* Provided data:
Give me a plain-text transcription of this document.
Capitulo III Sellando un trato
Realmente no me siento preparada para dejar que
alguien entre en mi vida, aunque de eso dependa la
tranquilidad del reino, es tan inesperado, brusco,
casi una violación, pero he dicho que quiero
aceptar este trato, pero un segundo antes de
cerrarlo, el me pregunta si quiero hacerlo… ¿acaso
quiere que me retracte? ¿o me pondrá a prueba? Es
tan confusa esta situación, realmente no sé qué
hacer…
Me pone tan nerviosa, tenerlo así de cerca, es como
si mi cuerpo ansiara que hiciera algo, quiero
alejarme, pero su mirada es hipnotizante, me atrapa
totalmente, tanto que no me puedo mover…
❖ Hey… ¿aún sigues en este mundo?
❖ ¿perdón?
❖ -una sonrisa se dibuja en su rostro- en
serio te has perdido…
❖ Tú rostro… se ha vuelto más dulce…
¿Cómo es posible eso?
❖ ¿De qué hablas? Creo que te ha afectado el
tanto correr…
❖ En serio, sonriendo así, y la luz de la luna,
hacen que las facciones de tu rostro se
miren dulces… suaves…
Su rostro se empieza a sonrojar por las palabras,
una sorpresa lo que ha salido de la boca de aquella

* Job: Output all preceding records character for character.

* Response to the exercise:
Give me a plain-text transcription of this document.
Capitulo III Sellando un trato
Realmente no me siento preparada para dejar que
alguien entre en mi vida, aunque de eso dependa la
tranquilidad del reino, es tan inesperado, brusco,
casi una violación, pero he dicho que quiero
aceptar este trato, pero un segundo antes de
cerrarlo, el me pregunta si quiero hacerlo… ¿acaso
quiere que me retracte? ¿o me pondrá a prueba? Es
tan confusa esta situación, realmente no sé qué
hacer…
Me pone tan nerviosa, tenerlo así de cerca, es como
si mi cuerpo ansiara que hiciera algo, quiero
alejarme, pero su mirada es hipnotizante, me atrapa
totalmente, tanto que no me puedo mover…
❖ Hey… ¿aún sigues en este mundo?
❖ ¿perdón?
❖ -una sonrisa se dibuja en su rostro- en
serio te has perdido…
❖ Tú rostro… se ha vuelto más dulce…
¿Cómo es posible eso?
❖ ¿De qué hablas? Creo que te ha afectado el
tanto correr…
❖ En serio, sonriendo así, y la luz de la luna,
hacen que las facciones de tu rostro se
miren dulces… suaves…
Su rostro se empieza a sonrojar por las palabras,
una sorpresa lo que ha salido de la boca de aquella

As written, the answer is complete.